— start DATA EXCERPTS —

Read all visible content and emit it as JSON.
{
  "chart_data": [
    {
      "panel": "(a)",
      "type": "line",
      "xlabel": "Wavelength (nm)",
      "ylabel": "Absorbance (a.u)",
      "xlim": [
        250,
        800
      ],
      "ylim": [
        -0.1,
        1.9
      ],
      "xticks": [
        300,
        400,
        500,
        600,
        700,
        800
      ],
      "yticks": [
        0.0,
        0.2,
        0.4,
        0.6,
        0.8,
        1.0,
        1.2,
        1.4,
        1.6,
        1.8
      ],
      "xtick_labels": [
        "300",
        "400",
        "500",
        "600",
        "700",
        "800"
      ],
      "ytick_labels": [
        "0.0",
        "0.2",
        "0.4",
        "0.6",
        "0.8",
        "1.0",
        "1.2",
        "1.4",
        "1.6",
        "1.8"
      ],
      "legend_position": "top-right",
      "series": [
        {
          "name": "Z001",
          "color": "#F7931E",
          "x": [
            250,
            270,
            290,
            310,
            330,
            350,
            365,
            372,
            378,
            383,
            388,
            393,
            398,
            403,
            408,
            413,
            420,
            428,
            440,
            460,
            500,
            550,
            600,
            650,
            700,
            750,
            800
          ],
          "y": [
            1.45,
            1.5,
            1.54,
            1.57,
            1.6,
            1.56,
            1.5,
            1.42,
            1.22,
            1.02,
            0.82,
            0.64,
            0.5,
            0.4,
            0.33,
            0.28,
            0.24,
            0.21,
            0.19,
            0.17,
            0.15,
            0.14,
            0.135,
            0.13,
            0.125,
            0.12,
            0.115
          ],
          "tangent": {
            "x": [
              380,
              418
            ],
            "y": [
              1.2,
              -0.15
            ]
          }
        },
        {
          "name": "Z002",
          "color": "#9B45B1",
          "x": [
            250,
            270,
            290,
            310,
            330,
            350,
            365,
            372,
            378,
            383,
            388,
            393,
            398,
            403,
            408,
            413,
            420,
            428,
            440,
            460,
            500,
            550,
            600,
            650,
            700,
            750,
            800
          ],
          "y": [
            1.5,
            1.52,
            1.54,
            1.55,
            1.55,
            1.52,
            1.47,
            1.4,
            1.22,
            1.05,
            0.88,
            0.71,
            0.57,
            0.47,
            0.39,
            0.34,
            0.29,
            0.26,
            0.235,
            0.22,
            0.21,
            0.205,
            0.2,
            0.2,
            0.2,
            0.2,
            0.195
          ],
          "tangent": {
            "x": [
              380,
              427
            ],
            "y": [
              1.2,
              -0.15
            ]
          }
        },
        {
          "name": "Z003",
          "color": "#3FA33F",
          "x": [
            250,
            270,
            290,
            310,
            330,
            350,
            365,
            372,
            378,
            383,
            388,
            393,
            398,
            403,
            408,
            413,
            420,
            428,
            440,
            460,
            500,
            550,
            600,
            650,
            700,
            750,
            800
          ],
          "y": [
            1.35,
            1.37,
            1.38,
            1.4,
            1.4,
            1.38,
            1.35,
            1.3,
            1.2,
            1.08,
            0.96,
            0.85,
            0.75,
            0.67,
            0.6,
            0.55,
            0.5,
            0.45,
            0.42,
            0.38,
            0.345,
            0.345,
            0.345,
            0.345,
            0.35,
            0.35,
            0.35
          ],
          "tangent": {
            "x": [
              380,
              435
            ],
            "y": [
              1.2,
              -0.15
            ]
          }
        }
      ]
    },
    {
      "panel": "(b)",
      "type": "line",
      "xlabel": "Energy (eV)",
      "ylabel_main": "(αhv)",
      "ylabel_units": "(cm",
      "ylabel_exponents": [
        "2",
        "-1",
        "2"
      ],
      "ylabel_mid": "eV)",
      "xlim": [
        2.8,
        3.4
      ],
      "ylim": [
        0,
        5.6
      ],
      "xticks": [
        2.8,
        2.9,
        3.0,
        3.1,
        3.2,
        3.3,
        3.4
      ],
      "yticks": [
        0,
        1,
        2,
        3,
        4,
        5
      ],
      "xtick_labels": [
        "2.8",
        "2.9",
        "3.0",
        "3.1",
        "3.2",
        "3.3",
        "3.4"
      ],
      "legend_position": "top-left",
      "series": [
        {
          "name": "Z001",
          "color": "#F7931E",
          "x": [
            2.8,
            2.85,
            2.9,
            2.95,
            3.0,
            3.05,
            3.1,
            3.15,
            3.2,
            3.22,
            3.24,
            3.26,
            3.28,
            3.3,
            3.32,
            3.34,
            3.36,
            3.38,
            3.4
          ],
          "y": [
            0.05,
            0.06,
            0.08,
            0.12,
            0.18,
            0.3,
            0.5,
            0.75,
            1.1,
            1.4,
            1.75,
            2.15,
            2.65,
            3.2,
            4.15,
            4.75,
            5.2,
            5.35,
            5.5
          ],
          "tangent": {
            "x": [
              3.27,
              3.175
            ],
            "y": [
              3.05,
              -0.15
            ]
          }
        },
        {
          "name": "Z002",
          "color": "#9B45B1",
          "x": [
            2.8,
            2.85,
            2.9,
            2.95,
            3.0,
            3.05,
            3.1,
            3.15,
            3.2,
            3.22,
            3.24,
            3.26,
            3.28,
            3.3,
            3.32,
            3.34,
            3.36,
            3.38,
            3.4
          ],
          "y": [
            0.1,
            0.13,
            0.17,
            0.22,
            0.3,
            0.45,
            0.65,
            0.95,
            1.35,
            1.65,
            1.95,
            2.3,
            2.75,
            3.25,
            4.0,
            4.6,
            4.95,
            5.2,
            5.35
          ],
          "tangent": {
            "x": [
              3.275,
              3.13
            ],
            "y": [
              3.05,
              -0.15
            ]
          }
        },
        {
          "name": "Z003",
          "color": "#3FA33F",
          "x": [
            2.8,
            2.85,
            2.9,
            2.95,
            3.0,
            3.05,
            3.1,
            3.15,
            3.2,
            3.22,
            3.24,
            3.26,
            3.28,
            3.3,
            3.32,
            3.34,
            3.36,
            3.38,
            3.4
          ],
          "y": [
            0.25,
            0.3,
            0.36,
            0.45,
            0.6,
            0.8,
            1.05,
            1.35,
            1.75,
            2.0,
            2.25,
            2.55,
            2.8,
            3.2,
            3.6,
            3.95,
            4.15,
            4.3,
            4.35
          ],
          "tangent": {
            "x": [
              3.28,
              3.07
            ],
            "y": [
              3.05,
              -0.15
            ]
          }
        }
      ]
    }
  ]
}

— end DATA EXCERPTS —

THE EXERCISE: Copy out all lines above that include the string "xlabel".

THE COMPLETED TASK:
      "xlabel": "Wavelength (nm)",
      "xlabel": "Energy (eV)",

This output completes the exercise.